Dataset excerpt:
****************************************
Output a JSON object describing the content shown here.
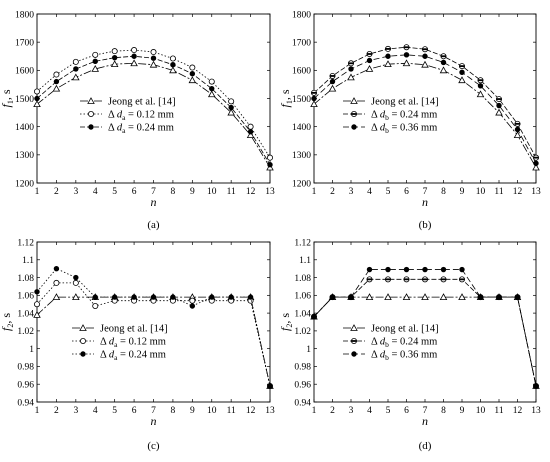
{
  "chart_data": [
    {
      "type": "line",
      "caption": "(a)",
      "xlabel": "n",
      "ylabel": "f1, s",
      "ylabel_main": "f",
      "ylabel_sub": "1",
      "ylabel_suffix": ", s",
      "x": [
        1,
        2,
        3,
        4,
        5,
        6,
        7,
        8,
        9,
        10,
        11,
        12,
        13
      ],
      "xlim": [
        1,
        13
      ],
      "ylim": [
        1200,
        1800
      ],
      "yticks": [
        1200,
        1300,
        1400,
        1500,
        1600,
        1700,
        1800
      ],
      "legend_position": "left-middle",
      "series": [
        {
          "name": "Jeong et al. [14]",
          "legend_text": "Jeong et al. [14]",
          "marker": "triangle",
          "dash": "8 2 2 2",
          "values": [
            1480,
            1535,
            1575,
            1605,
            1622,
            1625,
            1620,
            1600,
            1565,
            1515,
            1450,
            1370,
            1255
          ]
        },
        {
          "name": "Δda = 0.12 mm",
          "legend_prefix": "Δ ",
          "legend_var": "d",
          "legend_sub": "a",
          "legend_suffix": " = 0.12 mm",
          "marker": "circle-open",
          "dash": "1.5 2",
          "values": [
            1525,
            1585,
            1630,
            1655,
            1668,
            1672,
            1665,
            1642,
            1610,
            1560,
            1490,
            1400,
            1290
          ]
        },
        {
          "name": "Δda = 0.24 mm",
          "legend_prefix": "Δ ",
          "legend_var": "d",
          "legend_sub": "a",
          "legend_suffix": " = 0.24 mm",
          "marker": "circle-filled",
          "dash": "5 2",
          "values": [
            1500,
            1560,
            1605,
            1632,
            1645,
            1650,
            1643,
            1620,
            1588,
            1535,
            1468,
            1382,
            1265
          ]
        }
      ]
    },
    {
      "type": "line",
      "caption": "(b)",
      "xlabel": "n",
      "ylabel": "f1, s",
      "ylabel_main": "f",
      "ylabel_sub": "1",
      "ylabel_suffix": ", s",
      "x": [
        1,
        2,
        3,
        4,
        5,
        6,
        7,
        8,
        9,
        10,
        11,
        12,
        13
      ],
      "xlim": [
        1,
        13
      ],
      "ylim": [
        1200,
        1800
      ],
      "yticks": [
        1200,
        1300,
        1400,
        1500,
        1600,
        1700,
        1800
      ],
      "legend_position": "left-middle",
      "series": [
        {
          "name": "Jeong et al. [14]",
          "legend_text": "Jeong et al. [14]",
          "marker": "triangle",
          "dash": "8 2 2 2",
          "values": [
            1480,
            1535,
            1575,
            1605,
            1622,
            1625,
            1620,
            1600,
            1565,
            1515,
            1450,
            1370,
            1255
          ]
        },
        {
          "name": "Δdb = 0.24 mm",
          "legend_prefix": "Δ ",
          "legend_var": "d",
          "legend_sub": "b",
          "legend_suffix": " = 0.24 mm",
          "marker": "half-circle",
          "dash": "5 2",
          "values": [
            1520,
            1580,
            1625,
            1658,
            1676,
            1682,
            1675,
            1650,
            1615,
            1565,
            1498,
            1410,
            1290
          ]
        },
        {
          "name": "Δdb = 0.36 mm",
          "legend_prefix": "Δ ",
          "legend_var": "d",
          "legend_sub": "b",
          "legend_suffix": " = 0.36 mm",
          "marker": "circle-filled",
          "dash": "6 3",
          "values": [
            1500,
            1560,
            1605,
            1635,
            1650,
            1655,
            1650,
            1628,
            1593,
            1545,
            1475,
            1390,
            1270
          ]
        }
      ]
    },
    {
      "type": "line",
      "caption": "(c)",
      "xlabel": "n",
      "ylabel": "f2, s",
      "ylabel_main": "f",
      "ylabel_sub": "2",
      "ylabel_suffix": ", s",
      "x": [
        1,
        2,
        3,
        4,
        5,
        6,
        7,
        8,
        9,
        10,
        11,
        12,
        13
      ],
      "xlim": [
        1,
        13
      ],
      "ylim": [
        0.94,
        1.12
      ],
      "yticks": [
        0.94,
        0.96,
        0.98,
        1.0,
        1.02,
        1.04,
        1.06,
        1.08,
        1.1,
        1.12
      ],
      "ytick_labels": [
        "0.94",
        "0.96",
        "0.98",
        "1",
        "1.02",
        "1.04",
        "1.06",
        "1.08",
        "1.1",
        "1.12"
      ],
      "legend_position": "bottom-left",
      "series": [
        {
          "name": "Jeong et al. [14]",
          "legend_text": "Jeong et al. [14]",
          "marker": "triangle",
          "dash": "8 2 2 2",
          "values": [
            1.038,
            1.058,
            1.058,
            1.058,
            1.058,
            1.058,
            1.058,
            1.058,
            1.058,
            1.058,
            1.058,
            1.058,
            0.958
          ]
        },
        {
          "name": "Δda = 0.12 mm",
          "legend_prefix": "Δ ",
          "legend_var": "d",
          "legend_sub": "a",
          "legend_suffix": " = 0.12 mm",
          "marker": "circle-open",
          "dash": "1.5 2",
          "values": [
            1.05,
            1.074,
            1.074,
            1.048,
            1.054,
            1.054,
            1.054,
            1.054,
            1.054,
            1.054,
            1.054,
            1.054,
            0.958
          ]
        },
        {
          "name": "Δda = 0.24 mm",
          "legend_prefix": "Δ ",
          "legend_var": "d",
          "legend_sub": "a",
          "legend_suffix": " = 0.24 mm",
          "marker": "circle-filled",
          "dash": "1.5 2",
          "values": [
            1.064,
            1.09,
            1.08,
            1.058,
            1.058,
            1.058,
            1.058,
            1.058,
            1.048,
            1.058,
            1.058,
            1.058,
            0.958
          ]
        }
      ]
    },
    {
      "type": "line",
      "caption": "(d)",
      "xlabel": "n",
      "ylabel": "f2, s",
      "ylabel_main": "f",
      "ylabel_sub": "2",
      "ylabel_suffix": ", s",
      "x": [
        1,
        2,
        3,
        4,
        5,
        6,
        7,
        8,
        9,
        10,
        11,
        12,
        13
      ],
      "xlim": [
        1,
        13
      ],
      "ylim": [
        0.94,
        1.12
      ],
      "yticks": [
        0.94,
        0.96,
        0.98,
        1.0,
        1.02,
        1.04,
        1.06,
        1.08,
        1.1,
        1.12
      ],
      "ytick_labels": [
        "0.94",
        "0.96",
        "0.98",
        "1",
        "1.02",
        "1.04",
        "1.06",
        "1.08",
        "1.1",
        "1.12"
      ],
      "legend_position": "bottom-left",
      "series": [
        {
          "name": "Jeong et al. [14]",
          "legend_text": "Jeong et al. [14]",
          "marker": "triangle",
          "dash": "8 2 2 2",
          "values": [
            1.036,
            1.058,
            1.058,
            1.058,
            1.058,
            1.058,
            1.058,
            1.058,
            1.058,
            1.058,
            1.058,
            1.058,
            0.958
          ]
        },
        {
          "name": "Δdb = 0.24 mm",
          "legend_prefix": "Δ ",
          "legend_var": "d",
          "legend_sub": "b",
          "legend_suffix": " = 0.24 mm",
          "marker": "half-circle",
          "dash": "5 2",
          "values": [
            1.036,
            1.058,
            1.058,
            1.078,
            1.078,
            1.078,
            1.078,
            1.078,
            1.078,
            1.058,
            1.058,
            1.058,
            0.958
          ]
        },
        {
          "name": "Δdb = 0.36 mm",
          "legend_prefix": "Δ ",
          "legend_var": "d",
          "legend_sub": "b",
          "legend_suffix": " = 0.36 mm",
          "marker": "circle-filled",
          "dash": "6 3",
          "values": [
            1.036,
            1.058,
            1.058,
            1.089,
            1.089,
            1.089,
            1.089,
            1.089,
            1.089,
            1.058,
            1.058,
            1.058,
            0.958
          ]
        }
      ]
    }
  ]
}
****************************************
Required task:
Repeat the material above verbatim. Leave the pictures behind.

Reply to the task:
Output a JSON object describing the content shown here.
{
  "chart_data": [
    {
      "type": "line",
      "caption": "(a)",
      "xlabel": "n",
      "ylabel": "f1, s",
      "ylabel_main": "f",
      "ylabel_sub": "1",
      "ylabel_suffix": ", s",
      "x": [
        1,
        2,
        3,
        4,
        5,
        6,
        7,
        8,
        9,
        10,
        11,
        12,
        13
      ],
      "xlim": [
        1,
        13
      ],
      "ylim": [
        1200,
        1800
      ],
      "yticks": [
        1200,
        1300,
        1400,
        1500,
        1600,
        1700,
        1800
      ],
      "legend_position": "left-middle",
      "series": [
        {
          "name": "Jeong et al. [14]",
          "legend_text": "Jeong et al. [14]",
          "marker": "triangle",
          "dash": "8 2 2 2",
          "values": [
            1480,
            1535,
            1575,
            1605,
            1622,
            1625,
            1620,
            1600,
            1565,
            1515,
            1450,
            1370,
            1255
          ]
        },
        {
          "name": "Δda = 0.12 mm",
          "legend_prefix": "Δ ",
          "legend_var": "d",
          "legend_sub": "a",
          "legend_suffix": " = 0.12 mm",
          "marker": "circle-open",
          "dash": "1.5 2",
          "values": [
            1525,
            1585,
            1630,
            1655,
            1668,
            1672,
            1665,
            1642,
            1610,
            1560,
            1490,
            1400,
            1290
          ]
        },
        {
          "name": "Δda = 0.24 mm",
          "legend_prefix": "Δ ",
          "legend_var": "d",
          "legend_sub": "a",
          "legend_suffix": " = 0.24 mm",
          "marker": "circle-filled",
          "dash": "5 2",
          "values": [
            1500,
            1560,
            1605,
            1632,
            1645,
            1650,
            1643,
            1620,
            1588,
            1535,
            1468,
            1382,
            1265
          ]
        }
      ]
    },
    {
      "type": "line",
      "caption": "(b)",
      "xlabel": "n",
      "ylabel": "f1, s",
      "ylabel_main": "f",
      "ylabel_sub": "1",
      "ylabel_suffix": ", s",
      "x": [
        1,
        2,
        3,
        4,
        5,
        6,
        7,
        8,
        9,
        10,
        11,
        12,
        13
      ],
      "xlim": [
        1,
        13
      ],
      "ylim": [
        1200,
        1800
      ],
      "yticks": [
        1200,
        1300,
        1400,
        1500,
        1600,
        1700,
        1800
      ],
      "legend_position": "left-middle",
      "series": [
        {
          "name": "Jeong et al. [14]",
          "legend_text": "Jeong et al. [14]",
          "marker": "triangle",
          "dash": "8 2 2 2",
          "values": [
            1480,
            1535,
            1575,
            1605,
            1622,
            1625,
            1620,
            1600,
            1565,
            1515,
            1450,
            1370,
            1255
          ]
        },
        {
          "name": "Δdb = 0.24 mm",
          "legend_prefix": "Δ ",
          "legend_var": "d",
          "legend_sub": "b",
          "legend_suffix": " = 0.24 mm",
          "marker": "half-circle",
          "dash": "5 2",
          "values": [
            1520,
            1580,
            1625,
            1658,
            1676,
            1682,
            1675,
            1650,
            1615,
            1565,
            1498,
            1410,
            1290
          ]
        },
        {
          "name": "Δdb = 0.36 mm",
          "legend_prefix": "Δ ",
          "legend_var": "d",
          "legend_sub": "b",
          "legend_suffix": " = 0.36 mm",
          "marker": "circle-filled",
          "dash": "6 3",
          "values": [
            1500,
            1560,
            1605,
            1635,
            1650,
            1655,
            1650,
            1628,
            1593,
            1545,
            1475,
            1390,
            1270
          ]
        }
      ]
    },
    {
      "type": "line",
      "caption": "(c)",
      "xlabel": "n",
      "ylabel": "f2, s",
      "ylabel_main": "f",
      "ylabel_sub": "2",
      "ylabel_suffix": ", s",
      "x": [
        1,
        2,
        3,
        4,
        5,
        6,
        7,
        8,
        9,
        10,
        11,
        12,
        13
      ],
      "xlim": [
        1,
        13
      ],
      "ylim": [
        0.94,
        1.12
      ],
      "yticks": [
        0.94,
        0.96,
        0.98,
        1.0,
        1.02,
        1.04,
        1.06,
        1.08,
        1.1,
        1.12
      ],
      "ytick_labels": [
        "0.94",
        "0.96",
        "0.98",
        "1",
        "1.02",
        "1.04",
        "1.06",
        "1.08",
        "1.1",
        "1.12"
      ],
      "legend_position": "bottom-left",
      "series": [
        {
          "name": "Jeong et al. [14]",
          "legend_text": "Jeong et al. [14]",
          "marker": "triangle",
          "dash": "8 2 2 2",
          "values": [
            1.038,
            1.058,
            1.058,
            1.058,
            1.058,
            1.058,
            1.058,
            1.058,
            1.058,
            1.058,
            1.058,
            1.058,
            0.958
          ]
        },
        {
          "name": "Δda = 0.12 mm",
          "legend_prefix": "Δ ",
          "legend_var": "d",
          "legend_sub": "a",
          "legend_suffix": " = 0.12 mm",
          "marker": "circle-open",
          "dash": "1.5 2",
          "values": [
            1.05,
            1.074,
            1.074,
            1.048,
            1.054,
            1.054,
            1.054,
            1.054,
            1.054,
            1.054,
            1.054,
            1.054,
            0.958
          ]
        },
        {
          "name": "Δda = 0.24 mm",
          "legend_prefix": "Δ ",
          "legend_var": "d",
          "legend_sub": "a",
          "legend_suffix": " = 0.24 mm",
          "marker": "circle-filled",
          "dash": "1.5 2",
          "values": [
            1.064,
            1.09,
            1.08,
            1.058,
            1.058,
            1.058,
            1.058,
            1.058,
            1.048,
            1.058,
            1.058,
            1.058,
            0.958
          ]
        }
      ]
    },
    {
      "type": "line",
      "caption": "(d)",
      "xlabel": "n",
      "ylabel": "f2, s",
      "ylabel_main": "f",
      "ylabel_sub": "2",
      "ylabel_suffix": ", s",
      "x": [
        1,
        2,
        3,
        4,
        5,
        6,
        7,
        8,
        9,
        10,
        11,
        12,
        13
      ],
      "xlim": [
        1,
        13
      ],
      "ylim": [
        0.94,
        1.12
      ],
      "yticks": [
        0.94,
        0.96,
        0.98,
        1.0,
        1.02,
        1.04,
        1.06,
        1.08,
        1.1,
        1.12
      ],
      "ytick_labels": [
        "0.94",
        "0.96",
        "0.98",
        "1",
        "1.02",
        "1.04",
        "1.06",
        "1.08",
        "1.1",
        "1.12"
      ],
      "legend_position": "bottom-left",
      "series": [
        {
          "name": "Jeong et al. [14]",
          "legend_text": "Jeong et al. [14]",
          "marker": "triangle",
          "dash": "8 2 2 2",
          "values": [
            1.036,
            1.058,
            1.058,
            1.058,
            1.058,
            1.058,
            1.058,
            1.058,
            1.058,
            1.058,
            1.058,
            1.058,
            0.958
          ]
        },
        {
          "name": "Δdb = 0.24 mm",
          "legend_prefix": "Δ ",
          "legend_var": "d",
          "legend_sub": "b",
          "legend_suffix": " = 0.24 mm",
          "marker": "half-circle",
          "dash": "5 2",
          "values": [
            1.036,
            1.058,
            1.058,
            1.078,
            1.078,
            1.078,
            1.078,
            1.078,
            1.078,
            1.058,
            1.058,
            1.058,
            0.958
          ]
        },
        {
          "name": "Δdb = 0.36 mm",
          "legend_prefix": "Δ ",
          "legend_var": "d",
          "legend_sub": "b",
          "legend_suffix": " = 0.36 mm",
          "marker": "circle-filled",
          "dash": "6 3",
          "values": [
            1.036,
            1.058,
            1.058,
            1.089,
            1.089,
            1.089,
            1.089,
            1.089,
            1.089,
            1.058,
            1.058,
            1.058,
            0.958
          ]
        }
      ]
    }
  ]
}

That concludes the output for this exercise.